Stored entries:
++++++++

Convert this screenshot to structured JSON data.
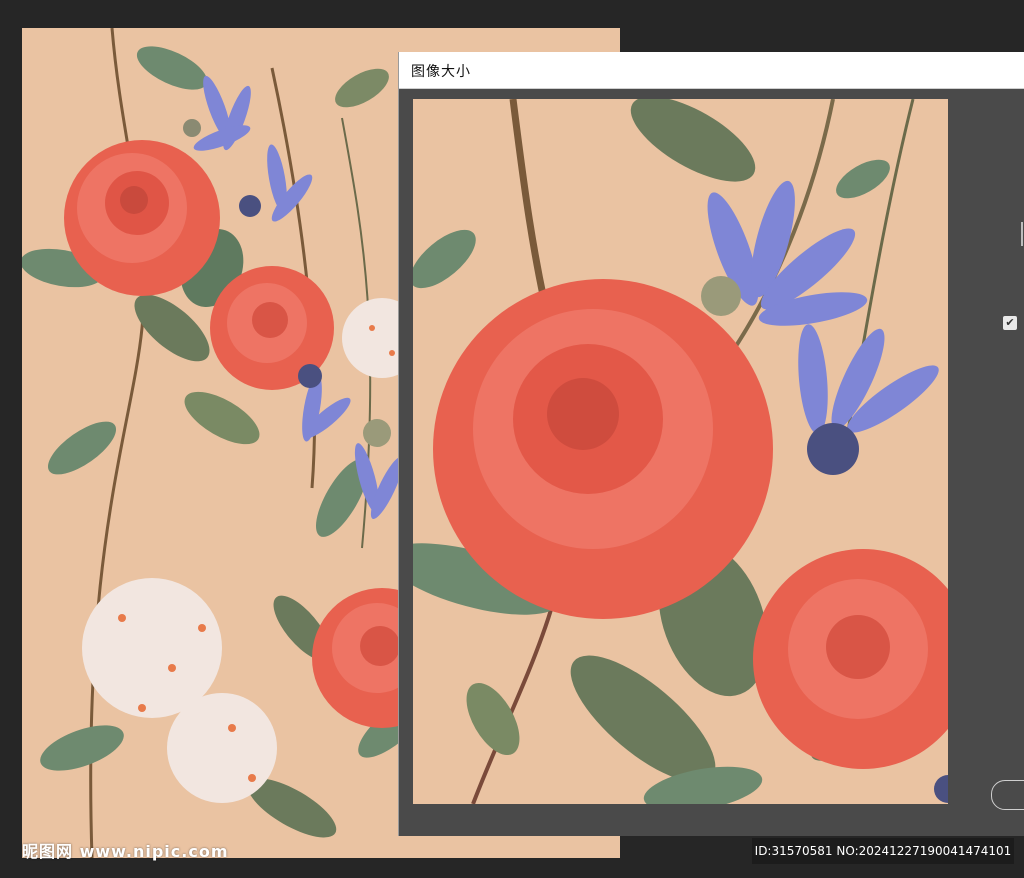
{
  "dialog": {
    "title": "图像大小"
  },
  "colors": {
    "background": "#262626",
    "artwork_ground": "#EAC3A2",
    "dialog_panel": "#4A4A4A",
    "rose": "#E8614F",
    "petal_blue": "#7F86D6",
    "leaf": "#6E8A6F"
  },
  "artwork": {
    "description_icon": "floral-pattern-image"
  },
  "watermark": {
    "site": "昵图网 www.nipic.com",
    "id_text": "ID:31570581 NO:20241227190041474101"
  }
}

++++++++

§ **Stated goal**
Copy each line of the records precisely and drop any images they hold.

§ **Task solution**
Convert this screenshot to structured JSON data.
{
  "dialog": {
    "title": "图像大小"
  },
  "colors": {
    "background": "#262626",
    "artwork_ground": "#EAC3A2",
    "dialog_panel": "#4A4A4A",
    "rose": "#E8614F",
    "petal_blue": "#7F86D6",
    "leaf": "#6E8A6F"
  },
  "artwork": {
    "description_icon": "floral-pattern-image"
  },
  "watermark": {
    "site": "昵图网 www.nipic.com",
    "id_text": "ID:31570581 NO:20241227190041474101"
  }
}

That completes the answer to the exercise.